• **What is expected**: Copy out every row below word for word, but leave out the pictures.

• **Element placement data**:
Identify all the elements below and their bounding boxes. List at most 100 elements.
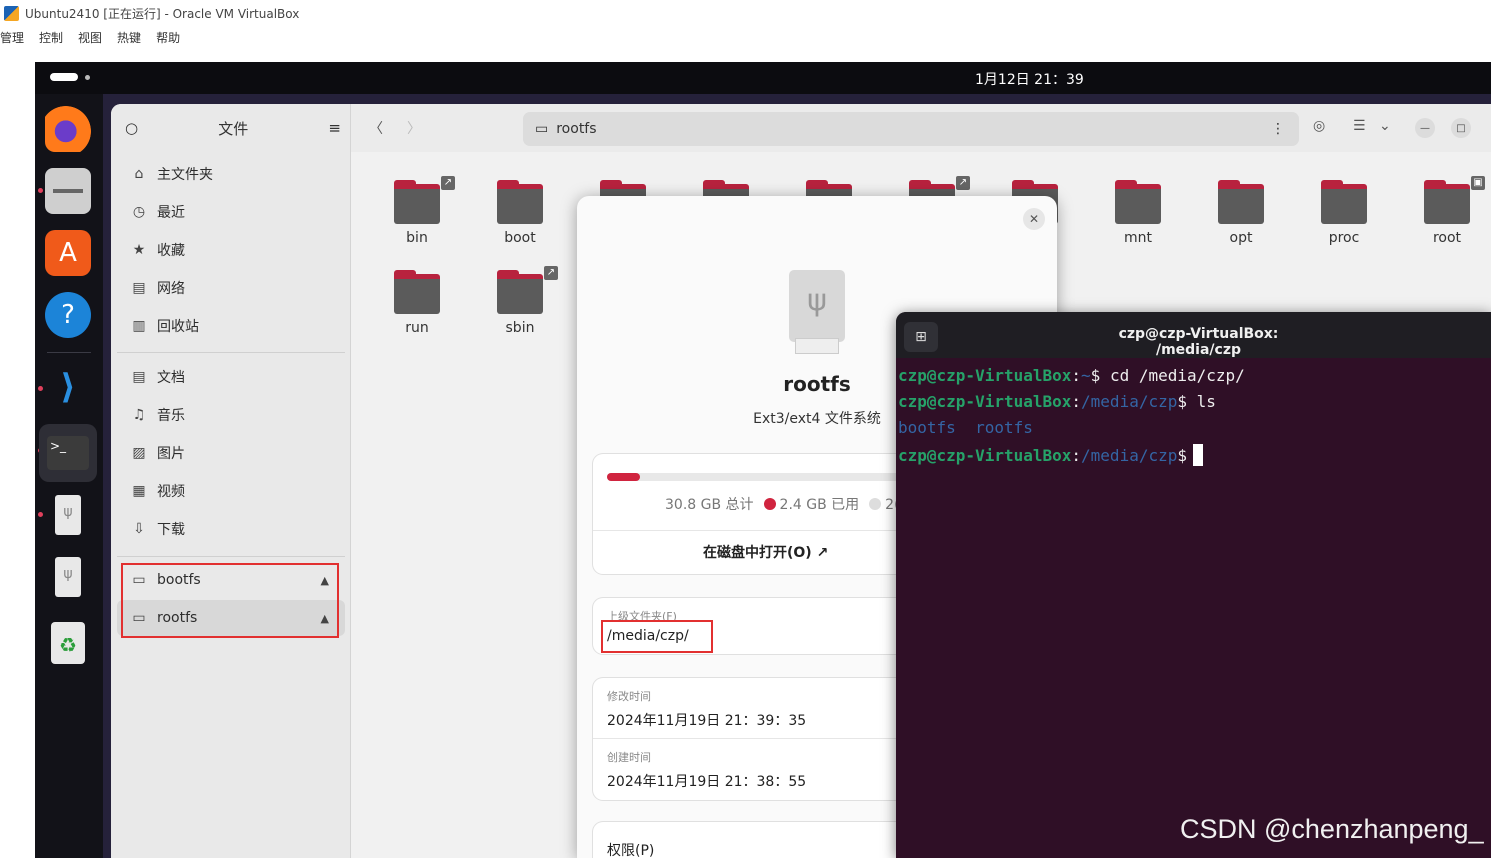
chevron-down-icon[interactable]: ⌄ — [1379, 118, 1391, 134]
used-legend-icon — [763, 498, 776, 510]
terminal-line: bootfs rootfs — [898, 418, 1033, 437]
sidebar-item-starred[interactable]: ★ 收藏 — [117, 232, 345, 268]
symlink-icon: ↗ — [544, 266, 558, 280]
sidebar-item-downloads[interactable]: ⇩ 下载 — [117, 511, 345, 547]
trash-icon: ▥ — [132, 318, 146, 334]
free-legend-icon — [869, 498, 882, 510]
permissions-label: 权限(P) — [607, 843, 655, 858]
maximize-icon[interactable]: □ — [1451, 118, 1471, 138]
sidebar-item-documents[interactable]: ▤ 文档 — [117, 359, 345, 395]
terminal-header: ⊞ czp@czp-VirtualBox: /media/czp — [896, 312, 1491, 358]
back-icon[interactable]: 〈 — [369, 118, 383, 138]
modified-value: 2024年11月19日 21：39：35 — [607, 713, 807, 729]
firefox-icon[interactable] — [45, 106, 91, 152]
symlink-icon: ↗ — [956, 176, 970, 190]
lock-icon: ▣ — [1471, 176, 1485, 190]
highlight-annotation — [121, 563, 339, 638]
used-size: 2.4 GB 已用 — [779, 497, 860, 513]
terminal-line: czp@czp-VirtualBox:/media/czp$ ls — [898, 392, 1216, 411]
new-tab-icon[interactable]: ⊞ — [904, 322, 938, 352]
window-title: Ubuntu2410 [正在运行] - Oracle VM VirtualBox — [25, 7, 300, 21]
total-size: 30.8 GB 总计 — [665, 497, 754, 513]
list-view-icon[interactable]: ☰ — [1353, 118, 1366, 134]
virtualbox-logo-icon — [4, 6, 19, 21]
created-caption: 创建时间 — [607, 751, 651, 764]
terminal-prompt[interactable]: czp@czp-VirtualBox:/media/czp$ — [898, 444, 1203, 466]
folder-label: mnt — [1124, 230, 1152, 246]
folder-icon — [1321, 184, 1367, 224]
folder-item[interactable]: opt — [1201, 170, 1281, 250]
help-icon[interactable]: ? — [45, 292, 91, 338]
music-icon: ♫ — [132, 407, 146, 423]
path-bar[interactable]: ▭ rootfs ⋮ — [523, 112, 1299, 146]
app-center-icon[interactable]: A — [45, 230, 91, 276]
sidebar-item-recent[interactable]: ◷ 最近 — [117, 194, 345, 230]
sidebar: ○ 文件 ≡ ⌂ 主文件夹 ◷ 最近 ★ 收藏 ▤ 网络 ▥ 回收站 ▤ 文档 ♫ 音乐 ▨ 图… — [111, 104, 351, 858]
menu-hotkey[interactable]: 热键 — [117, 27, 148, 47]
trash-icon[interactable]: ♻ — [45, 620, 91, 666]
menu-control[interactable]: 控制 — [39, 27, 70, 47]
star-icon: ★ — [132, 242, 146, 258]
activities-button[interactable] — [50, 73, 92, 81]
watermark: CSDN @chenzhanpeng_ — [1180, 814, 1484, 844]
folder-icon — [1115, 184, 1161, 224]
menu-view[interactable]: 视图 — [78, 27, 109, 47]
folder-label: proc — [1328, 230, 1360, 246]
sidebar-item-videos[interactable]: ▦ 视频 — [117, 473, 345, 509]
forward-icon[interactable]: 〉 — [407, 118, 421, 138]
folder-label: opt — [1229, 230, 1253, 246]
sidebar-header: ○ 文件 ≡ — [111, 104, 351, 152]
picture-icon: ▨ — [132, 445, 146, 461]
menu-help[interactable]: 帮助 — [156, 27, 187, 47]
folder-icon — [497, 184, 543, 224]
terminal-window: ⊞ czp@czp-VirtualBox: /media/czp czp@czp… — [896, 312, 1491, 858]
folder-label: bin — [406, 230, 428, 246]
highlight-annotation — [601, 620, 713, 653]
sidebar-item-music[interactable]: ♫ 音乐 — [117, 397, 345, 433]
menu-manage[interactable]: 管理 — [0, 27, 31, 47]
folder-item[interactable]: ↗ sbin — [480, 260, 560, 340]
folder-icon — [394, 184, 440, 224]
usb-drive-icon[interactable]: ψ — [45, 492, 91, 538]
header-bar: 〈 〉 ▭ rootfs ⋮ ◎ ☰ ⌄ — □ — [351, 104, 1491, 152]
symlink-icon: ↗ — [441, 176, 455, 190]
home-icon: ⌂ — [134, 166, 144, 182]
sidebar-item-pictures[interactable]: ▨ 图片 — [117, 435, 345, 471]
terminal-line: czp@czp-VirtualBox:~$ cd /media/czp/ — [898, 366, 1245, 385]
clock[interactable]: 1月12日 21：39 — [975, 69, 1084, 89]
folder-item[interactable]: ▣ root — [1407, 170, 1487, 250]
created-value: 2024年11月19日 21：38：55 — [607, 774, 807, 790]
usb-drive-icon[interactable]: ψ — [45, 554, 91, 600]
folder-item[interactable]: ↗ bin — [377, 170, 457, 250]
path-menu-icon[interactable]: ⋮ — [1271, 121, 1285, 137]
close-icon[interactable]: ✕ — [1023, 208, 1045, 230]
minimize-icon[interactable]: — — [1415, 118, 1435, 138]
network-icon: ▤ — [132, 280, 146, 296]
dock: A ? ⟩ >_ ψ ψ ♻ — [35, 94, 103, 858]
path-label: rootfs — [556, 121, 597, 137]
folder-item[interactable]: boot — [480, 170, 560, 250]
sidebar-title: 文件 — [218, 119, 249, 138]
menu-icon[interactable]: ≡ — [328, 119, 341, 137]
folder-item[interactable]: mnt — [1098, 170, 1178, 250]
folder-item[interactable]: proc — [1304, 170, 1384, 250]
sidebar-item-network[interactable]: ▤ 网络 — [117, 270, 345, 306]
files-icon[interactable] — [45, 168, 91, 214]
modified-caption: 修改时间 — [607, 690, 651, 703]
search-icon[interactable]: ○ — [125, 119, 138, 137]
folder-item[interactable]: run — [377, 260, 457, 340]
running-indicator — [38, 188, 43, 193]
cursor — [1193, 444, 1203, 466]
guest-desktop: 1月12日 21：39 A ? ⟩ >_ ψ ψ ♻ ○ 文件 ≡ ⌂ 主文件夹 … — [35, 62, 1491, 858]
terminal-icon[interactable]: >_ — [39, 424, 97, 482]
folder-label: root — [1432, 230, 1462, 246]
sidebar-item-trash[interactable]: ▥ 回收站 — [117, 308, 345, 344]
folder-label: sbin — [505, 320, 535, 336]
search-icon[interactable]: ◎ — [1313, 118, 1325, 134]
folder-icon — [497, 274, 543, 314]
drive-icon: ▭ — [535, 121, 549, 137]
sidebar-item-home[interactable]: ⌂ 主文件夹 — [117, 156, 345, 192]
video-icon: ▦ — [132, 483, 146, 499]
vscode-icon[interactable]: ⟩ — [45, 364, 91, 410]
clock-icon: ◷ — [132, 204, 146, 220]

• **Response for this exercise**:
Identify all the elements below and their bounding boxes. List at most 100 elements.
chevron-down-icon[interactable]: ⌄ — [1379, 118, 1391, 134]
used-legend-icon — [763, 498, 776, 510]
terminal-line: bootfs rootfs — [898, 418, 1033, 437]
sidebar-item-starred[interactable]: ★ 收藏 — [117, 232, 345, 268]
symlink-icon: ↗ — [544, 266, 558, 280]
sidebar-item-downloads[interactable]: ⇩ 下载 — [117, 511, 345, 547]
trash-icon: ▥ — [132, 318, 146, 334]
free-legend-icon — [869, 498, 882, 510]
permissions-label: 权限(P) — [607, 843, 655, 858]
maximize-icon[interactable]: □ — [1451, 118, 1471, 138]
sidebar-item-documents[interactable]: ▤ 文档 — [117, 359, 345, 395]
terminal-header: ⊞ czp@czp-VirtualBox: /media/czp — [896, 312, 1491, 358]
back-icon[interactable]: 〈 — [369, 118, 383, 138]
modified-value: 2024年11月19日 21：39：35 — [607, 713, 807, 729]
firefox-icon[interactable] — [45, 106, 91, 152]
symlink-icon: ↗ — [956, 176, 970, 190]
lock-icon: ▣ — [1471, 176, 1485, 190]
highlight-annotation — [121, 563, 339, 638]
used-size: 2.4 GB 已用 — [779, 497, 860, 513]
terminal-line: czp@czp-VirtualBox:/media/czp$ ls — [898, 392, 1216, 411]
new-tab-icon[interactable]: ⊞ — [904, 322, 938, 352]
window-title: Ubuntu2410 [正在运行] - Oracle VM VirtualBox — [25, 7, 300, 21]
total-size: 30.8 GB 总计 — [665, 497, 754, 513]
list-view-icon[interactable]: ☰ — [1353, 118, 1366, 134]
virtualbox-logo-icon — [4, 6, 19, 21]
created-caption: 创建时间 — [607, 751, 651, 764]
terminal-prompt[interactable]: czp@czp-VirtualBox:/media/czp$ — [898, 444, 1203, 466]
folder-label: mnt — [1124, 230, 1152, 246]
folder-icon — [1321, 184, 1367, 224]
folder-item[interactable]: opt — [1201, 170, 1281, 250]
help-icon[interactable]: ? — [45, 292, 91, 338]
music-icon: ♫ — [132, 407, 146, 423]
path-bar[interactable]: ▭ rootfs ⋮ — [523, 112, 1299, 146]
app-center-icon[interactable]: A — [45, 230, 91, 276]
sidebar-item-recent[interactable]: ◷ 最近 — [117, 194, 345, 230]
sidebar: ○ 文件 ≡ ⌂ 主文件夹 ◷ 最近 ★ 收藏 ▤ 网络 ▥ 回收站 ▤ 文档 ♫ 音乐 ▨ 图… — [111, 104, 351, 858]
menu-hotkey[interactable]: 热键 — [117, 27, 148, 47]
trash-icon[interactable]: ♻ — [45, 620, 91, 666]
menu-control[interactable]: 控制 — [39, 27, 70, 47]
star-icon: ★ — [132, 242, 146, 258]
activities-button[interactable] — [50, 73, 92, 81]
watermark: CSDN @chenzhanpeng_ — [1180, 814, 1484, 844]
folder-icon — [1115, 184, 1161, 224]
menu-view[interactable]: 视图 — [78, 27, 109, 47]
folder-label: proc — [1328, 230, 1360, 246]
sidebar-item-videos[interactable]: ▦ 视频 — [117, 473, 345, 509]
forward-icon[interactable]: 〉 — [407, 118, 421, 138]
folder-label: opt — [1229, 230, 1253, 246]
sidebar-header: ○ 文件 ≡ — [111, 104, 351, 152]
picture-icon: ▨ — [132, 445, 146, 461]
menu-help[interactable]: 帮助 — [156, 27, 187, 47]
folder-icon — [497, 184, 543, 224]
terminal-window: ⊞ czp@czp-VirtualBox: /media/czp czp@czp… — [896, 312, 1491, 858]
folder-label: bin — [406, 230, 428, 246]
highlight-annotation — [601, 620, 713, 653]
sidebar-item-music[interactable]: ♫ 音乐 — [117, 397, 345, 433]
menu-manage[interactable]: 管理 — [0, 27, 31, 47]
folder-item[interactable]: ↗ sbin — [480, 260, 560, 340]
folder-icon — [394, 184, 440, 224]
usb-drive-icon[interactable]: ψ — [45, 492, 91, 538]
header-bar: 〈 〉 ▭ rootfs ⋮ ◎ ☰ ⌄ — □ — [351, 104, 1491, 152]
symlink-icon: ↗ — [441, 176, 455, 190]
home-icon: ⌂ — [134, 166, 144, 182]
sidebar-item-pictures[interactable]: ▨ 图片 — [117, 435, 345, 471]
terminal-line: czp@czp-VirtualBox:~$ cd /media/czp/ — [898, 366, 1245, 385]
clock[interactable]: 1月12日 21：39 — [975, 69, 1084, 89]
folder-item[interactable]: ▣ root — [1407, 170, 1487, 250]
created-value: 2024年11月19日 21：38：55 — [607, 774, 807, 790]
usb-drive-icon[interactable]: ψ — [45, 554, 91, 600]
folder-item[interactable]: ↗ bin — [377, 170, 457, 250]
path-menu-icon[interactable]: ⋮ — [1271, 121, 1285, 137]
close-icon[interactable]: ✕ — [1023, 208, 1045, 230]
minimize-icon[interactable]: — — [1415, 118, 1435, 138]
network-icon: ▤ — [132, 280, 146, 296]
dock: A ? ⟩ >_ ψ ψ ♻ — [35, 94, 103, 858]
path-label: rootfs — [556, 121, 597, 137]
folder-item[interactable]: boot — [480, 170, 560, 250]
sidebar-title: 文件 — [218, 119, 249, 138]
menu-icon[interactable]: ≡ — [328, 119, 341, 137]
folder-item[interactable]: mnt — [1098, 170, 1178, 250]
folder-item[interactable]: proc — [1304, 170, 1384, 250]
sidebar-item-network[interactable]: ▤ 网络 — [117, 270, 345, 306]
files-icon[interactable] — [45, 168, 91, 214]
modified-caption: 修改时间 — [607, 690, 651, 703]
search-icon[interactable]: ○ — [125, 119, 138, 137]
folder-item[interactable]: run — [377, 260, 457, 340]
running-indicator — [38, 188, 43, 193]
cursor — [1193, 444, 1203, 466]
guest-desktop: 1月12日 21：39 A ? ⟩ >_ ψ ψ ♻ ○ 文件 ≡ ⌂ 主文件夹 … — [35, 62, 1491, 858]
terminal-icon[interactable]: >_ — [39, 424, 97, 482]
folder-label: root — [1432, 230, 1462, 246]
sidebar-item-trash[interactable]: ▥ 回收站 — [117, 308, 345, 344]
folder-label: sbin — [505, 320, 535, 336]
search-icon[interactable]: ◎ — [1313, 118, 1325, 134]
folder-icon — [497, 274, 543, 314]
drive-icon: ▭ — [535, 121, 549, 137]
sidebar-item-home[interactable]: ⌂ 主文件夹 — [117, 156, 345, 192]
video-icon: ▦ — [132, 483, 146, 499]
vscode-icon[interactable]: ⟩ — [45, 364, 91, 410]
clock-icon: ◷ — [132, 204, 146, 220]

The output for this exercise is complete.